• Work to be completed
Without the pictures, can you quote each line below exactly?

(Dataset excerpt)
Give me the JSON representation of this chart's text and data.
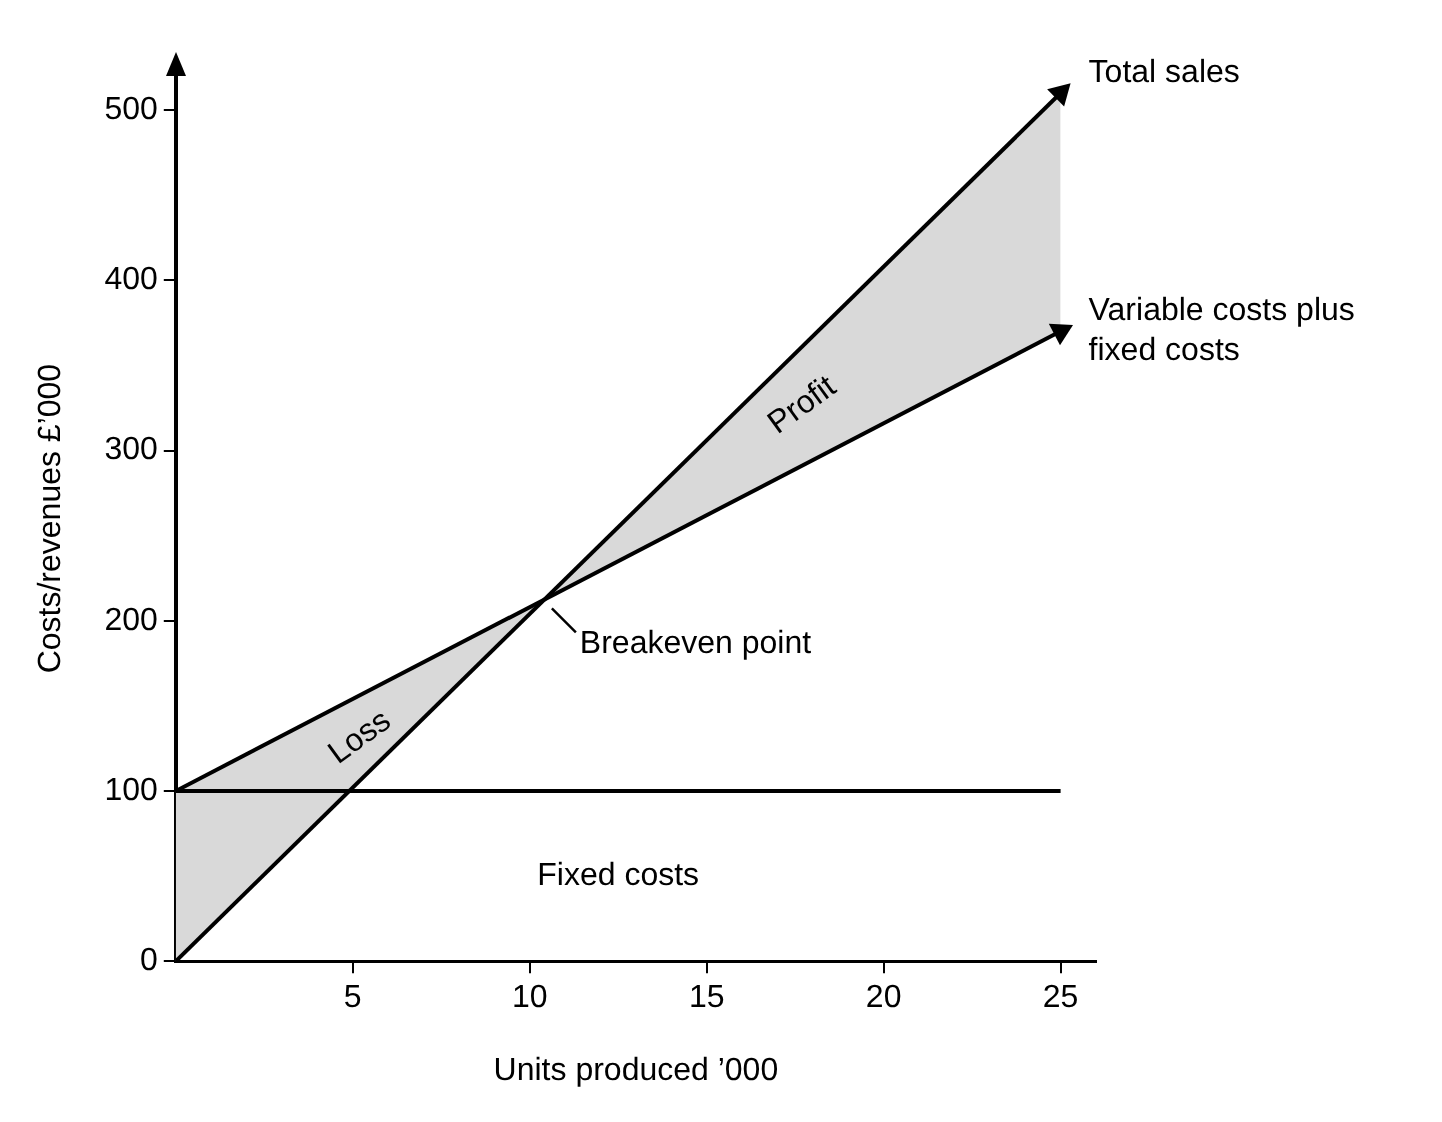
{
  "chart_data": {
    "type": "line",
    "xlabel": "Units produced ’000",
    "ylabel": "Costs/revenues £’000",
    "x": [
      0,
      25
    ],
    "series": [
      {
        "name": "Total sales",
        "color": "#000000",
        "values": [
          0,
          510
        ]
      },
      {
        "name": "Variable costs plus fixed costs",
        "color": "#000000",
        "values": [
          100,
          370
        ]
      },
      {
        "name": "Fixed costs",
        "color": "#000000",
        "values": [
          100,
          100
        ]
      }
    ],
    "xlim": [
      0,
      26
    ],
    "xticks": [
      5,
      10,
      15,
      20,
      25
    ],
    "ylim": [
      0,
      520
    ],
    "yticks": [
      0,
      100,
      200,
      300,
      400,
      500
    ],
    "annotations": [
      "Profit",
      "Loss",
      {
        "text": "Breakeven point",
        "x": 10.4,
        "y": 212
      }
    ],
    "grid": false,
    "legend": "right",
    "line_style": "solid"
  }
}
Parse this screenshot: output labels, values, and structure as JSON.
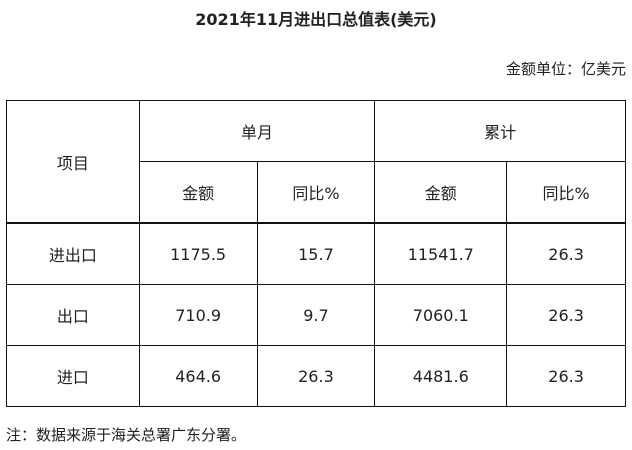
{
  "title": "2021年11月进出口总值表(美元)",
  "unit": "金额单位：亿美元",
  "header": {
    "item": "项目",
    "monthly": "单月",
    "cumulative": "累计",
    "amount": "金额",
    "yoy": "同比%"
  },
  "rows": [
    {
      "item": "进出口",
      "m_amount": "1175.5",
      "m_yoy": "15.7",
      "c_amount": "11541.7",
      "c_yoy": "26.3"
    },
    {
      "item": "出口",
      "m_amount": "710.9",
      "m_yoy": "9.7",
      "c_amount": "7060.1",
      "c_yoy": "26.3"
    },
    {
      "item": "进口",
      "m_amount": "464.6",
      "m_yoy": "26.3",
      "c_amount": "4481.6",
      "c_yoy": "26.3"
    }
  ],
  "note": "注：数据来源于海关总署广东分署。"
}
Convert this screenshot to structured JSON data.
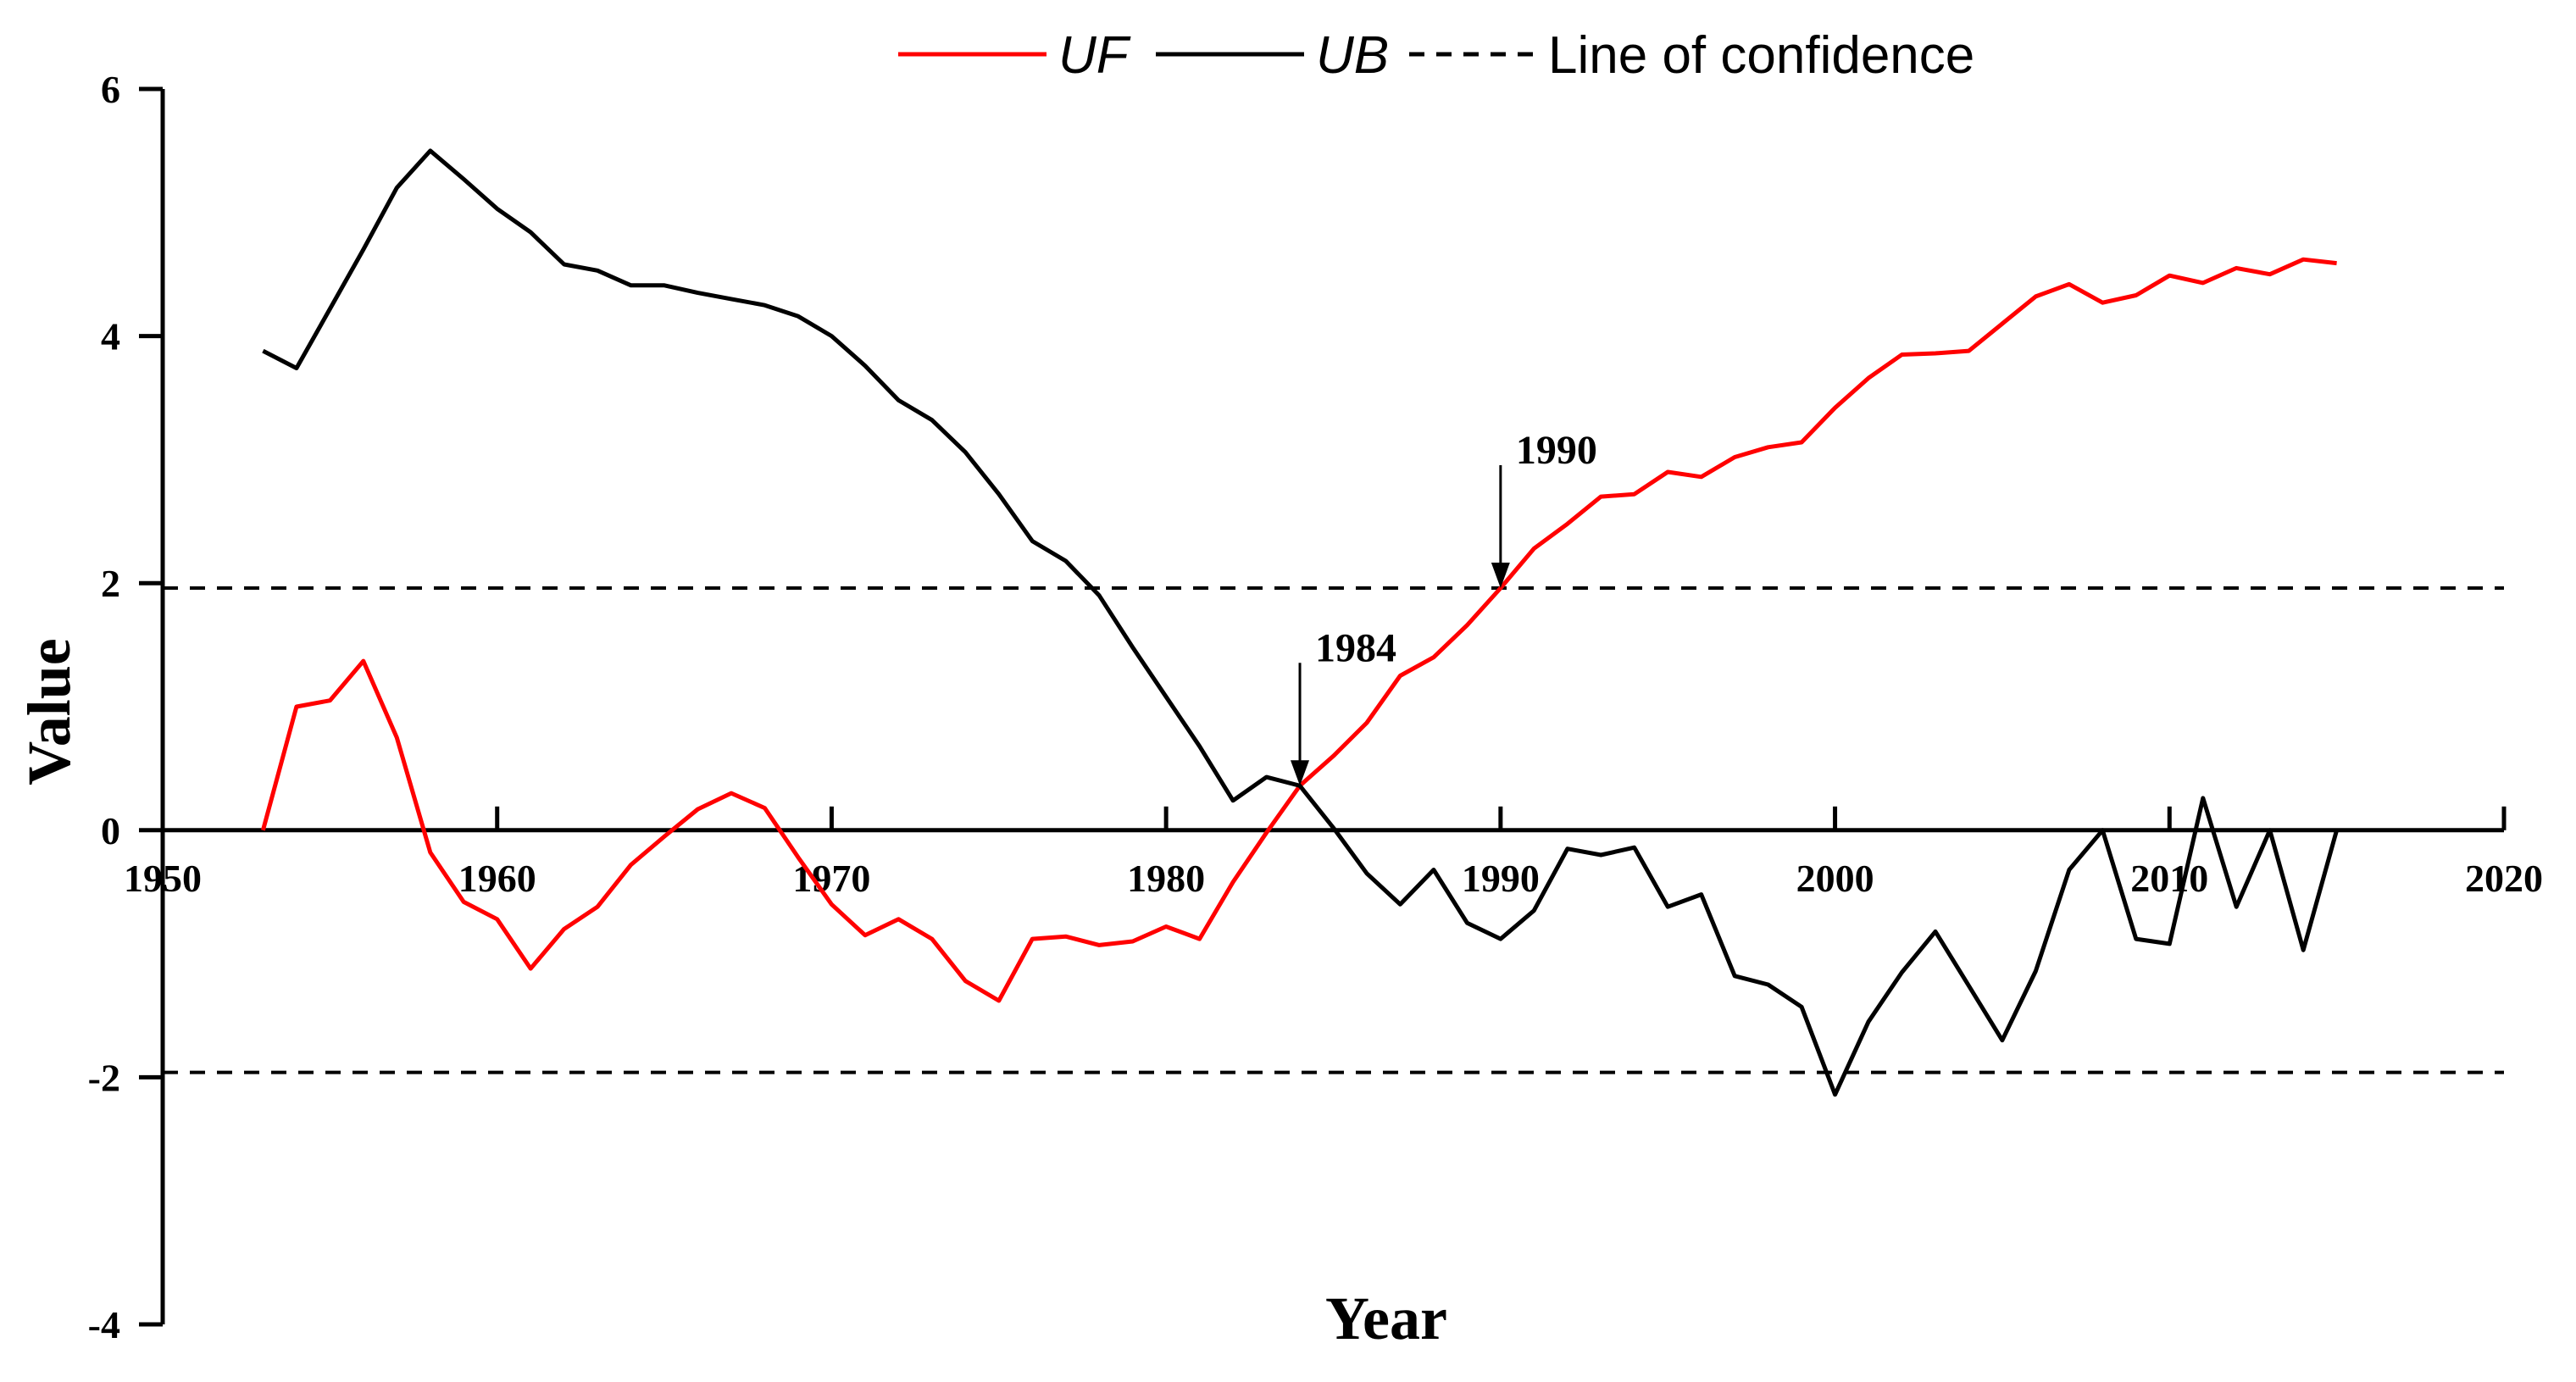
{
  "chart_data": {
    "type": "line",
    "title": "",
    "xlabel": "Year",
    "ylabel": "Value",
    "xlim": [
      1950,
      2020
    ],
    "ylim": [
      -4,
      6
    ],
    "xticks": [
      1950,
      1960,
      1970,
      1980,
      1990,
      2000,
      2010,
      2020
    ],
    "yticks": [
      -4,
      -2,
      0,
      2,
      4,
      6
    ],
    "confidence_levels": [
      1.96,
      -1.96
    ],
    "legend": {
      "placement": "top-center",
      "entries": [
        {
          "label": "UF",
          "style": "solid",
          "color": "#ff0000"
        },
        {
          "label": "UB",
          "style": "solid",
          "color": "#000000"
        },
        {
          "label": "Line of confidence",
          "style": "dashed",
          "color": "#000000"
        }
      ]
    },
    "x": [
      1953,
      1954,
      1955,
      1956,
      1957,
      1958,
      1959,
      1960,
      1961,
      1962,
      1963,
      1964,
      1965,
      1966,
      1967,
      1968,
      1969,
      1970,
      1971,
      1972,
      1973,
      1974,
      1975,
      1976,
      1977,
      1978,
      1979,
      1980,
      1981,
      1982,
      1983,
      1984,
      1985,
      1986,
      1987,
      1988,
      1989,
      1990,
      1991,
      1992,
      1993,
      1994,
      1995,
      1996,
      1997,
      1998,
      1999,
      2000,
      2001,
      2002,
      2003,
      2004,
      2005,
      2006,
      2007,
      2008,
      2009,
      2010,
      2011,
      2012,
      2013,
      2014,
      2015
    ],
    "series": [
      {
        "name": "UF",
        "color": "#ff0000",
        "values": [
          0,
          1.0,
          1.05,
          1.37,
          0.75,
          -0.18,
          -0.58,
          -0.72,
          -1.12,
          -0.8,
          -0.62,
          -0.28,
          -0.05,
          0.17,
          0.3,
          0.18,
          -0.22,
          -0.6,
          -0.85,
          -0.72,
          -0.88,
          -1.22,
          -1.38,
          -0.88,
          -0.86,
          -0.93,
          -0.9,
          -0.78,
          -0.88,
          -0.42,
          -0.02,
          0.36,
          0.6,
          0.87,
          1.25,
          1.4,
          1.66,
          1.96,
          2.28,
          2.48,
          2.7,
          2.72,
          2.9,
          2.86,
          3.02,
          3.1,
          3.14,
          3.42,
          3.66,
          3.85,
          3.86,
          3.88,
          4.1,
          4.32,
          4.42,
          4.27,
          4.33,
          4.49,
          4.43,
          4.55,
          4.5,
          4.62,
          4.59
        ]
      },
      {
        "name": "UB",
        "color": "#000000",
        "values": [
          3.88,
          3.74,
          4.22,
          4.7,
          5.2,
          5.5,
          5.27,
          5.03,
          4.84,
          4.58,
          4.53,
          4.41,
          4.41,
          4.35,
          4.3,
          4.25,
          4.16,
          4.0,
          3.76,
          3.48,
          3.32,
          3.06,
          2.72,
          2.34,
          2.18,
          1.9,
          1.48,
          1.08,
          0.68,
          0.24,
          0.43,
          0.36,
          0.02,
          -0.35,
          -0.6,
          -0.32,
          -0.75,
          -0.88,
          -0.65,
          -0.15,
          -0.2,
          -0.14,
          -0.62,
          -0.52,
          -1.18,
          -1.25,
          -1.43,
          -2.14,
          -1.55,
          -1.15,
          -0.82,
          -1.26,
          -1.7,
          -1.14,
          -0.32,
          0.0,
          -0.88,
          -0.92,
          0.26,
          -0.62,
          0.0,
          -0.97,
          0.0
        ]
      }
    ],
    "annotations": [
      {
        "text": "1984",
        "x": 1984,
        "y": 0.36
      },
      {
        "text": "1990",
        "x": 1990,
        "y": 1.96
      }
    ]
  }
}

• The response
Give me the JSON representation of this chart's text and data.
{
  "chart_data": {
    "type": "line",
    "xlabel": "Units produced ’000",
    "ylabel": "Costs/revenues £’000",
    "x": [
      0,
      25
    ],
    "series": [
      {
        "name": "Total sales",
        "color": "#000000",
        "values": [
          0,
          510
        ]
      },
      {
        "name": "Variable costs plus fixed costs",
        "color": "#000000",
        "values": [
          100,
          370
        ]
      },
      {
        "name": "Fixed costs",
        "color": "#000000",
        "values": [
          100,
          100
        ]
      }
    ],
    "xlim": [
      0,
      26
    ],
    "xticks": [
      5,
      10,
      15,
      20,
      25
    ],
    "ylim": [
      0,
      520
    ],
    "yticks": [
      0,
      100,
      200,
      300,
      400,
      500
    ],
    "annotations": [
      "Profit",
      "Loss",
      {
        "text": "Breakeven point",
        "x": 10.4,
        "y": 212
      }
    ],
    "grid": false,
    "legend": "right",
    "line_style": "solid"
  }
}
Parse this screenshot: output labels, values, and structure as JSON.
{
  "title": "2021年11月进出口总值表(美元)",
  "unit": "金额单位：亿美元",
  "header": {
    "item": "项目",
    "monthly": "单月",
    "cumulative": "累计",
    "amount": "金额",
    "yoy": "同比%"
  },
  "rows": [
    {
      "item": "进出口",
      "m_amount": "1175.5",
      "m_yoy": "15.7",
      "c_amount": "11541.7",
      "c_yoy": "26.3"
    },
    {
      "item": "出口",
      "m_amount": "710.9",
      "m_yoy": "9.7",
      "c_amount": "7060.1",
      "c_yoy": "26.3"
    },
    {
      "item": "进口",
      "m_amount": "464.6",
      "m_yoy": "26.3",
      "c_amount": "4481.6",
      "c_yoy": "26.3"
    }
  ],
  "note": "注：数据来源于海关总署广东分署。"
}
Convert this screenshot to structured JSON data.
{
  "chart_data": {
    "type": "line",
    "title": "",
    "xlabel": "Year",
    "ylabel": "Value",
    "xlim": [
      1950,
      2020
    ],
    "ylim": [
      -4,
      6
    ],
    "xticks": [
      1950,
      1960,
      1970,
      1980,
      1990,
      2000,
      2010,
      2020
    ],
    "yticks": [
      -4,
      -2,
      0,
      2,
      4,
      6
    ],
    "confidence_levels": [
      1.96,
      -1.96
    ],
    "legend": {
      "placement": "top-center",
      "entries": [
        {
          "label": "UF",
          "style": "solid",
          "color": "#ff0000"
        },
        {
          "label": "UB",
          "style": "solid",
          "color": "#000000"
        },
        {
          "label": "Line of confidence",
          "style": "dashed",
          "color": "#000000"
        }
      ]
    },
    "x": [
      1953,
      1954,
      1955,
      1956,
      1957,
      1958,
      1959,
      1960,
      1961,
      1962,
      1963,
      1964,
      1965,
      1966,
      1967,
      1968,
      1969,
      1970,
      1971,
      1972,
      1973,
      1974,
      1975,
      1976,
      1977,
      1978,
      1979,
      1980,
      1981,
      1982,
      1983,
      1984,
      1985,
      1986,
      1987,
      1988,
      1989,
      1990,
      1991,
      1992,
      1993,
      1994,
      1995,
      1996,
      1997,
      1998,
      1999,
      2000,
      2001,
      2002,
      2003,
      2004,
      2005,
      2006,
      2007,
      2008,
      2009,
      2010,
      2011,
      2012,
      2013,
      2014,
      2015
    ],
    "series": [
      {
        "name": "UF",
        "color": "#ff0000",
        "values": [
          0,
          1.0,
          1.05,
          1.37,
          0.75,
          -0.18,
          -0.58,
          -0.72,
          -1.12,
          -0.8,
          -0.62,
          -0.28,
          -0.05,
          0.17,
          0.3,
          0.18,
          -0.22,
          -0.6,
          -0.85,
          -0.72,
          -0.88,
          -1.22,
          -1.38,
          -0.88,
          -0.86,
          -0.93,
          -0.9,
          -0.78,
          -0.88,
          -0.42,
          -0.02,
          0.36,
          0.6,
          0.87,
          1.25,
          1.4,
          1.66,
          1.96,
          2.28,
          2.48,
          2.7,
          2.72,
          2.9,
          2.86,
          3.02,
          3.1,
          3.14,
          3.42,
          3.66,
          3.85,
          3.86,
          3.88,
          4.1,
          4.32,
          4.42,
          4.27,
          4.33,
          4.49,
          4.43,
          4.55,
          4.5,
          4.62,
          4.59
        ]
      },
      {
        "name": "UB",
        "color": "#000000",
        "values": [
          3.88,
          3.74,
          4.22,
          4.7,
          5.2,
          5.5,
          5.27,
          5.03,
          4.84,
          4.58,
          4.53,
          4.41,
          4.41,
          4.35,
          4.3,
          4.25,
          4.16,
          4.0,
          3.76,
          3.48,
          3.32,
          3.06,
          2.72,
          2.34,
          2.18,
          1.9,
          1.48,
          1.08,
          0.68,
          0.24,
          0.43,
          0.36,
          0.02,
          -0.35,
          -0.6,
          -0.32,
          -0.75,
          -0.88,
          -0.65,
          -0.15,
          -0.2,
          -0.14,
          -0.62,
          -0.52,
          -1.18,
          -1.25,
          -1.43,
          -2.14,
          -1.55,
          -1.15,
          -0.82,
          -1.26,
          -1.7,
          -1.14,
          -0.32,
          0.0,
          -0.88,
          -0.92,
          0.26,
          -0.62,
          0.0,
          -0.97,
          0.0
        ]
      }
    ],
    "annotations": [
      {
        "text": "1984",
        "x": 1984,
        "y": 0.36
      },
      {
        "text": "1990",
        "x": 1990,
        "y": 1.96
      }
    ]
  }
}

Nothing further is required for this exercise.